◆ INSTRUCTIONS FOR THE TASK ◆
Skip any picture you find and retype all the remaining lines exactly.

[Dataset entries]
+ + +
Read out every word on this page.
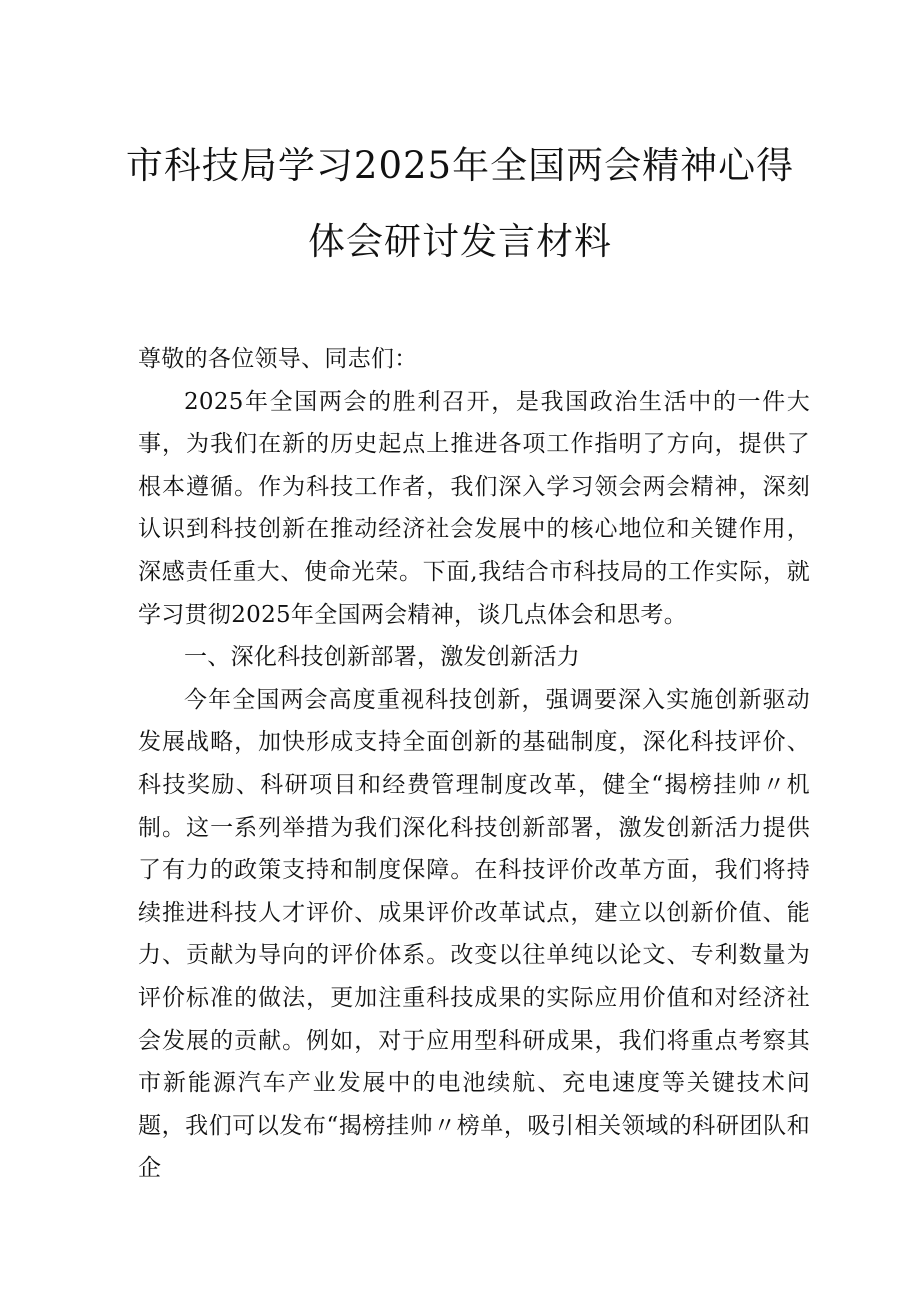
市科技局学习2025年全国两会精神心得
体会研讨发言材料

尊敬的各位领导、同志们：

2025年全国两会的胜利召开，是我国政治生活中的一件大事，为我们在新的历史起点上推进各项工作指明了方向，提供了根本遵循。作为科技工作者，我们深入学习领会两会精神，深刻认识到科技创新在推动经济社会发展中的核心地位和关键作用，深感责任重大、使命光荣。下面,我结合市科技局的工作实际，就学习贯彻2025年全国两会精神，谈几点体会和思考。

一、深化科技创新部署，激发创新活力

今年全国两会高度重视科技创新，强调要深入实施创新驱动发展战略，加快形成支持全面创新的基础制度，深化科技评价、科技奖励、科研项目和经费管理制度改革，健全“揭榜挂帅〃机制。这一系列举措为我们深化科技创新部署，激发创新活力提供了有力的政策支持和制度保障。在科技评价改革方面，我们将持续推进科技人才评价、成果评价改革试点，建立以创新价值、能力、贡献为导向的评价体系。改变以往单纯以论文、专利数量为评价标准的做法，更加注重科技成果的实际应用价值和对经济社会发展的贡献。例如，对于应用型科研成果，我们将重点考察其市新能源汽车产业发展中的电池续航、充电速度等关键技术问题，我们可以发布“揭榜挂帅〃榜单，吸引相关领域的科研团队和企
+ + +
◆ TASK SOLUTION ◆
Read out every word on this page.
市科技局学习2025年全国两会精神心得
体会研讨发言材料

尊敬的各位领导、同志们：

2025年全国两会的胜利召开，是我国政治生活中的一件大事，为我们在新的历史起点上推进各项工作指明了方向，提供了根本遵循。作为科技工作者，我们深入学习领会两会精神，深刻认识到科技创新在推动经济社会发展中的核心地位和关键作用，深感责任重大、使命光荣。下面,我结合市科技局的工作实际，就学习贯彻2025年全国两会精神，谈几点体会和思考。

一、深化科技创新部署，激发创新活力

今年全国两会高度重视科技创新，强调要深入实施创新驱动发展战略，加快形成支持全面创新的基础制度，深化科技评价、科技奖励、科研项目和经费管理制度改革，健全“揭榜挂帅〃机制。这一系列举措为我们深化科技创新部署，激发创新活力提供了有力的政策支持和制度保障。在科技评价改革方面，我们将持续推进科技人才评价、成果评价改革试点，建立以创新价值、能力、贡献为导向的评价体系。改变以往单纯以论文、专利数量为评价标准的做法，更加注重科技成果的实际应用价值和对经济社会发展的贡献。例如，对于应用型科研成果，我们将重点考察其市新能源汽车产业发展中的电池续航、充电速度等关键技术问题，我们可以发布“揭榜挂帅〃榜单，吸引相关领域的科研团队和企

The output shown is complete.